◆ Exercise goal ◆
Output the records. Match them exactly.

◆ Data excerpts ◆
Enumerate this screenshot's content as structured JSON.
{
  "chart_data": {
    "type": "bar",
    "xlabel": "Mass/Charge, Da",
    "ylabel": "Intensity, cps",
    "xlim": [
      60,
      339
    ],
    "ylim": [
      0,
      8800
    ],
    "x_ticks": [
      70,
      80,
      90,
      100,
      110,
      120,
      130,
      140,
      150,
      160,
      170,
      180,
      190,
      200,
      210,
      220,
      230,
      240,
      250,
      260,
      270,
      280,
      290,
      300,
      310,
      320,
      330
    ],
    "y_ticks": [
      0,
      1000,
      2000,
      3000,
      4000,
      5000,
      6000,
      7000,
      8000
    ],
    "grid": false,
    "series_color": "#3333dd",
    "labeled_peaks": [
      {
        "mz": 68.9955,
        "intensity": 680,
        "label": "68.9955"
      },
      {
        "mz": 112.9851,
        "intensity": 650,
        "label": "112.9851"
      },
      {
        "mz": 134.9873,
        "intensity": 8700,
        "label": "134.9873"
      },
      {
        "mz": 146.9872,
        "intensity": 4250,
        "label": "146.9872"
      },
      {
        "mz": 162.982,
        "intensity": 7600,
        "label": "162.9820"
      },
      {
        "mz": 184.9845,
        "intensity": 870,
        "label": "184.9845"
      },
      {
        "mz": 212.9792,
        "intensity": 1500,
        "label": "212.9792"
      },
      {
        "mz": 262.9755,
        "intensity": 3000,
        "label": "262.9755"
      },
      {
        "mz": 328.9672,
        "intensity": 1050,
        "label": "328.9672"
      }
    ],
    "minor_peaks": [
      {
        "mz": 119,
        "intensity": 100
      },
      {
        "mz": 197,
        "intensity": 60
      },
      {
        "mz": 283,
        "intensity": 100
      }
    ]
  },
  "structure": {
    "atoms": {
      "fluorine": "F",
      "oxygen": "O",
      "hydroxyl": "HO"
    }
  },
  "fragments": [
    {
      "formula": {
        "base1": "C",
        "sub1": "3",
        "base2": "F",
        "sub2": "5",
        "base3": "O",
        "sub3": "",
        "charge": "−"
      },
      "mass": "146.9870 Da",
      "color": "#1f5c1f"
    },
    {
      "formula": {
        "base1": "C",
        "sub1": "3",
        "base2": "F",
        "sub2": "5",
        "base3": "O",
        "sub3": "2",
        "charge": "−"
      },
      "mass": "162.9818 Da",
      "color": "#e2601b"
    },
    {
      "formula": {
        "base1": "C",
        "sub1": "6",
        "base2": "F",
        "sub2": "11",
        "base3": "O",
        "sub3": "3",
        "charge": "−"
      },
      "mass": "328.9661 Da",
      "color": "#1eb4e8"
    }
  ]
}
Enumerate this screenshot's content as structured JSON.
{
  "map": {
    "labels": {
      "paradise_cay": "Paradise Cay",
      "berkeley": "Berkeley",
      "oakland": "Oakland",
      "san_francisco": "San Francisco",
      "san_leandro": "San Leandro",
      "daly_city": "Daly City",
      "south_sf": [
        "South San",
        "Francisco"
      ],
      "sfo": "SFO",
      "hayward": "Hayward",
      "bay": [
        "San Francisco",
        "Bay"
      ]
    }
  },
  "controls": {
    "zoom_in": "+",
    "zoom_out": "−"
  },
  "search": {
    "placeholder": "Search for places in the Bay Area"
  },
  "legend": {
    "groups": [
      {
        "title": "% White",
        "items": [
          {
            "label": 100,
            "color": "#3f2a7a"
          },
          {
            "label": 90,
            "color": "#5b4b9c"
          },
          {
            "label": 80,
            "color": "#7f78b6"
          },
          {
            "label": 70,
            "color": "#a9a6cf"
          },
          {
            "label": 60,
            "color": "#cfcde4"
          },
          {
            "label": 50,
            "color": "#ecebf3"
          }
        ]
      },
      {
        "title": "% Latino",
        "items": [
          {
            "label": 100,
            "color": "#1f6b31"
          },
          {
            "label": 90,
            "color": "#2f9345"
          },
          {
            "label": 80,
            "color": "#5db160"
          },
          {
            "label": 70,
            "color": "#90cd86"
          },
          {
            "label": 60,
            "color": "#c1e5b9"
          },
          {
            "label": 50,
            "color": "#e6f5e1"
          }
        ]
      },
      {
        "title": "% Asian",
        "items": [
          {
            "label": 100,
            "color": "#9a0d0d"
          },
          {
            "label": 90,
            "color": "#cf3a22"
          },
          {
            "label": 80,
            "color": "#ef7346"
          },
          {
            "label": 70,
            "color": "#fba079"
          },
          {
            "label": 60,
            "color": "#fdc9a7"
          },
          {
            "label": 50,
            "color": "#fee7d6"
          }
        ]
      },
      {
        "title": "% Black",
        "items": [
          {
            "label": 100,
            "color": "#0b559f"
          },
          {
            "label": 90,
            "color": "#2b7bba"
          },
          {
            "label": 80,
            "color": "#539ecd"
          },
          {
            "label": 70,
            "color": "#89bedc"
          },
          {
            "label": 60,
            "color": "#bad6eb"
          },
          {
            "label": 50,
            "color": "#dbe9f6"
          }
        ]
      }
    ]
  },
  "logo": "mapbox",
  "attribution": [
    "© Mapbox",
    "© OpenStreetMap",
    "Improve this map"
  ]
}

◆ Task output ◆
Enumerate this screenshot's content as structured JSON.
{
  "chart_data": {
    "type": "bar",
    "xlabel": "Mass/Charge, Da",
    "ylabel": "Intensity, cps",
    "xlim": [
      60,
      339
    ],
    "ylim": [
      0,
      8800
    ],
    "x_ticks": [
      70,
      80,
      90,
      100,
      110,
      120,
      130,
      140,
      150,
      160,
      170,
      180,
      190,
      200,
      210,
      220,
      230,
      240,
      250,
      260,
      270,
      280,
      290,
      300,
      310,
      320,
      330
    ],
    "y_ticks": [
      0,
      1000,
      2000,
      3000,
      4000,
      5000,
      6000,
      7000,
      8000
    ],
    "grid": false,
    "series_color": "#3333dd",
    "labeled_peaks": [
      {
        "mz": 68.9955,
        "intensity": 680,
        "label": "68.9955"
      },
      {
        "mz": 112.9851,
        "intensity": 650,
        "label": "112.9851"
      },
      {
        "mz": 134.9873,
        "intensity": 8700,
        "label": "134.9873"
      },
      {
        "mz": 146.9872,
        "intensity": 4250,
        "label": "146.9872"
      },
      {
        "mz": 162.982,
        "intensity": 7600,
        "label": "162.9820"
      },
      {
        "mz": 184.9845,
        "intensity": 870,
        "label": "184.9845"
      },
      {
        "mz": 212.9792,
        "intensity": 1500,
        "label": "212.9792"
      },
      {
        "mz": 262.9755,
        "intensity": 3000,
        "label": "262.9755"
      },
      {
        "mz": 328.9672,
        "intensity": 1050,
        "label": "328.9672"
      }
    ],
    "minor_peaks": [
      {
        "mz": 119,
        "intensity": 100
      },
      {
        "mz": 197,
        "intensity": 60
      },
      {
        "mz": 283,
        "intensity": 100
      }
    ]
  },
  "structure": {
    "atoms": {
      "fluorine": "F",
      "oxygen": "O",
      "hydroxyl": "HO"
    }
  },
  "fragments": [
    {
      "formula": {
        "base1": "C",
        "sub1": "3",
        "base2": "F",
        "sub2": "5",
        "base3": "O",
        "sub3": "",
        "charge": "−"
      },
      "mass": "146.9870 Da",
      "color": "#1f5c1f"
    },
    {
      "formula": {
        "base1": "C",
        "sub1": "3",
        "base2": "F",
        "sub2": "5",
        "base3": "O",
        "sub3": "2",
        "charge": "−"
      },
      "mass": "162.9818 Da",
      "color": "#e2601b"
    },
    {
      "formula": {
        "base1": "C",
        "sub1": "6",
        "base2": "F",
        "sub2": "11",
        "base3": "O",
        "sub3": "3",
        "charge": "−"
      },
      "mass": "328.9661 Da",
      "color": "#1eb4e8"
    }
  ]
}
Enumerate this screenshot's content as structured JSON.
{
  "map": {
    "labels": {
      "paradise_cay": "Paradise Cay",
      "berkeley": "Berkeley",
      "oakland": "Oakland",
      "san_francisco": "San Francisco",
      "san_leandro": "San Leandro",
      "daly_city": "Daly City",
      "south_sf": [
        "South San",
        "Francisco"
      ],
      "sfo": "SFO",
      "hayward": "Hayward",
      "bay": [
        "San Francisco",
        "Bay"
      ]
    }
  },
  "controls": {
    "zoom_in": "+",
    "zoom_out": "−"
  },
  "search": {
    "placeholder": "Search for places in the Bay Area"
  },
  "legend": {
    "groups": [
      {
        "title": "% White",
        "items": [
          {
            "label": 100,
            "color": "#3f2a7a"
          },
          {
            "label": 90,
            "color": "#5b4b9c"
          },
          {
            "label": 80,
            "color": "#7f78b6"
          },
          {
            "label": 70,
            "color": "#a9a6cf"
          },
          {
            "label": 60,
            "color": "#cfcde4"
          },
          {
            "label": 50,
            "color": "#ecebf3"
          }
        ]
      },
      {
        "title": "% Latino",
        "items": [
          {
            "label": 100,
            "color": "#1f6b31"
          },
          {
            "label": 90,
            "color": "#2f9345"
          },
          {
            "label": 80,
            "color": "#5db160"
          },
          {
            "label": 70,
            "color": "#90cd86"
          },
          {
            "label": 60,
            "color": "#c1e5b9"
          },
          {
            "label": 50,
            "color": "#e6f5e1"
          }
        ]
      },
      {
        "title": "% Asian",
        "items": [
          {
            "label": 100,
            "color": "#9a0d0d"
          },
          {
            "label": 90,
            "color": "#cf3a22"
          },
          {
            "label": 80,
            "color": "#ef7346"
          },
          {
            "label": 70,
            "color": "#fba079"
          },
          {
            "label": 60,
            "color": "#fdc9a7"
          },
          {
            "label": 50,
            "color": "#fee7d6"
          }
        ]
      },
      {
        "title": "% Black",
        "items": [
          {
            "label": 100,
            "color": "#0b559f"
          },
          {
            "label": 90,
            "color": "#2b7bba"
          },
          {
            "label": 80,
            "color": "#539ecd"
          },
          {
            "label": 70,
            "color": "#89bedc"
          },
          {
            "label": 60,
            "color": "#bad6eb"
          },
          {
            "label": 50,
            "color": "#dbe9f6"
          }
        ]
      }
    ]
  },
  "logo": "mapbox",
  "attribution": [
    "© Mapbox",
    "© OpenStreetMap",
    "Improve this map"
  ]
}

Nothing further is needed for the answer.